**SUPPLIED DATA**
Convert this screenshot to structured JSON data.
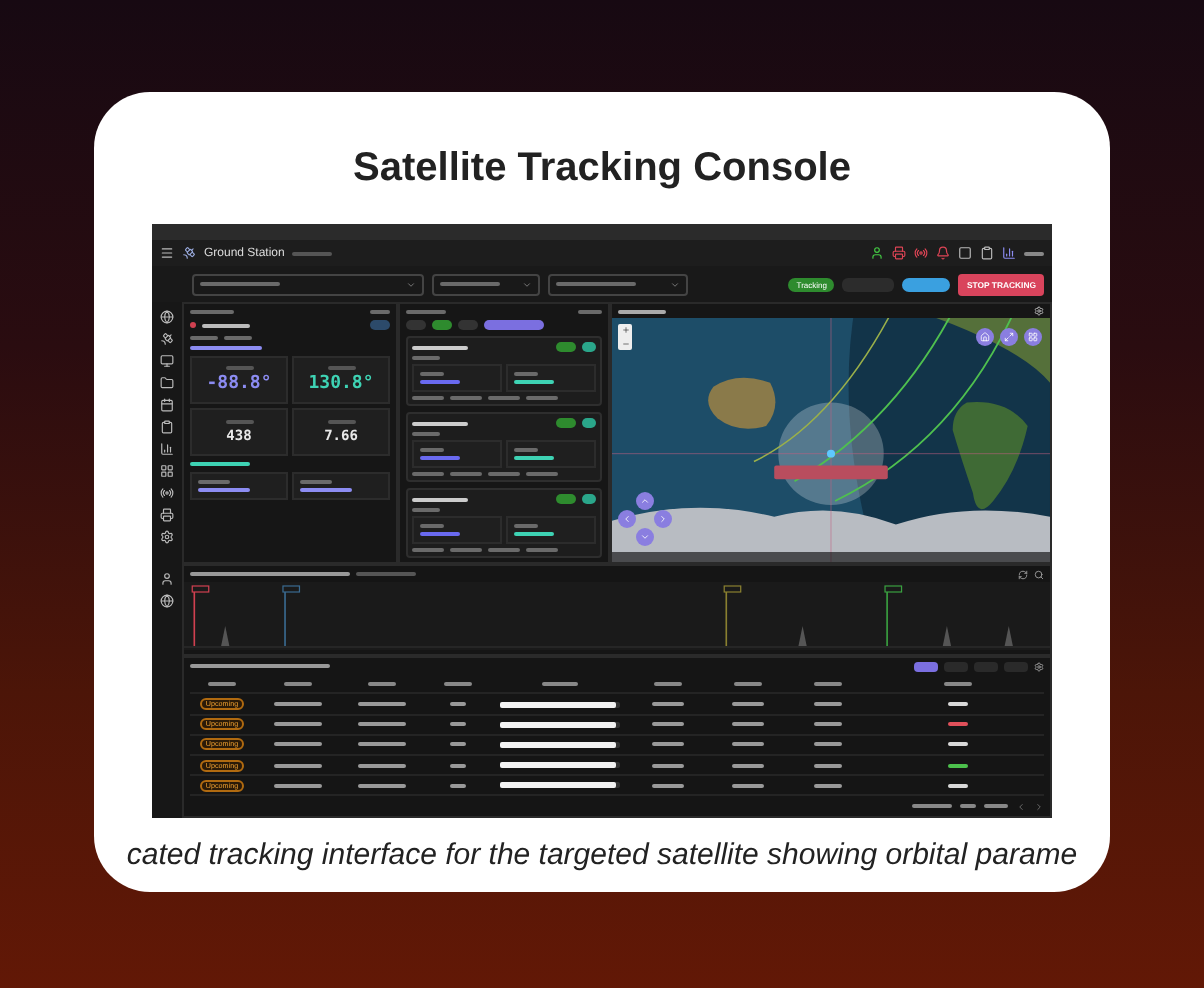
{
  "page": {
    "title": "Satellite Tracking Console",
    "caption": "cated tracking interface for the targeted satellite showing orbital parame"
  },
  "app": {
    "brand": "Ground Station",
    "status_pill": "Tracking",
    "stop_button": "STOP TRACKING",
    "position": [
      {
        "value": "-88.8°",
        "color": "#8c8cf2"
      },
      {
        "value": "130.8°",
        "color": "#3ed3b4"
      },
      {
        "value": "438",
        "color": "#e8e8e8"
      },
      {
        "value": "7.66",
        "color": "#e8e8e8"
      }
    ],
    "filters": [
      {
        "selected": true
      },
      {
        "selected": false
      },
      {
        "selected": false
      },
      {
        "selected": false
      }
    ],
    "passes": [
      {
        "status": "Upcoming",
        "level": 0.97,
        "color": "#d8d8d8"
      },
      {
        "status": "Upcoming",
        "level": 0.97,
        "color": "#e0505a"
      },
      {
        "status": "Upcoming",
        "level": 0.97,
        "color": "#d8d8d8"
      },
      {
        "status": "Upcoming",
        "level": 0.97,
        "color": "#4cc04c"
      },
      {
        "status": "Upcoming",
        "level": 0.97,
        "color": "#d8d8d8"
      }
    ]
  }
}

**TASK TO CARRY OUT**
Transcribe all the lines above exactly, apart from the pictures.

**FULL RESPONSE**
Convert this screenshot to structured JSON data.
{
  "page": {
    "title": "Satellite Tracking Console",
    "caption": "cated tracking interface for the targeted satellite showing orbital parame"
  },
  "app": {
    "brand": "Ground Station",
    "status_pill": "Tracking",
    "stop_button": "STOP TRACKING",
    "position": [
      {
        "value": "-88.8°",
        "color": "#8c8cf2"
      },
      {
        "value": "130.8°",
        "color": "#3ed3b4"
      },
      {
        "value": "438",
        "color": "#e8e8e8"
      },
      {
        "value": "7.66",
        "color": "#e8e8e8"
      }
    ],
    "filters": [
      {
        "selected": true
      },
      {
        "selected": false
      },
      {
        "selected": false
      },
      {
        "selected": false
      }
    ],
    "passes": [
      {
        "status": "Upcoming",
        "level": 0.97,
        "color": "#d8d8d8"
      },
      {
        "status": "Upcoming",
        "level": 0.97,
        "color": "#e0505a"
      },
      {
        "status": "Upcoming",
        "level": 0.97,
        "color": "#d8d8d8"
      },
      {
        "status": "Upcoming",
        "level": 0.97,
        "color": "#4cc04c"
      },
      {
        "status": "Upcoming",
        "level": 0.97,
        "color": "#d8d8d8"
      }
    ]
  }
}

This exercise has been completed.